**Task directions**
Reproduce word for word the stretch from "The ostensible reason" through "looks increasingly specious." in the passage on Assange.

**Passage shown**
::::::::
This is a man, after all, who has yet to be charged, let alone
convicted, of anything. But as far as the bulk of the press is
concerned, Assange is nothing but a "monstrous narcissist", a
bail-jumping "sex pest" and an exhibitionist maniac. After
Ecuador granted him political asylum and Assange delivered a
"tirade" from its London embassy's balcony, fire was turned on
the country's progressive president, Rafael Correa,
ludicrously branded a corrupt "dictator" with an "iron grip"
on a benighted land.
The ostensible reason for this venom is of course Assange's
attempt to resist extradition to Sweden (and onward
extradition to the US) over sexual assault allegations -
including from newspapers whose record on covering rape and
violence against women is shaky, to put it politely. But as
the row over his embassy refuge has escalated into a major
diplomatic stand-off, with the whole of South America piling
in behind Ecuador, such posturing looks increasingly specious.
::::::::
**Data lines**
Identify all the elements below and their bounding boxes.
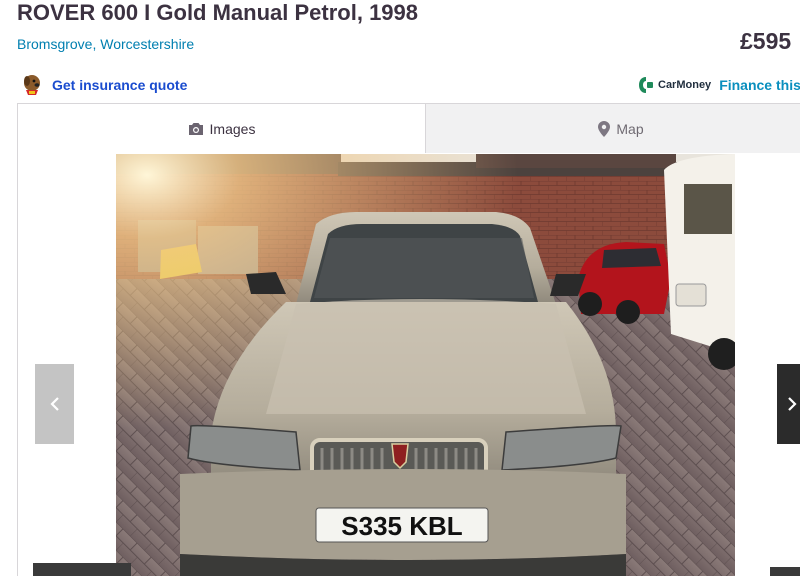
::::::::
**Correct output**
The ostensible reason for this venom is of course Assange's
attempt to resist extradition to Sweden (and onward
extradition to the US) over sexual assault allegations -
including from newspapers whose record on covering rape and
violence against women is shaky, to put it politely. But as
the row over his embassy refuge has escalated into a major
diplomatic stand-off, with the whole of South America piling
in behind Ecuador, such posturing looks increasingly specious.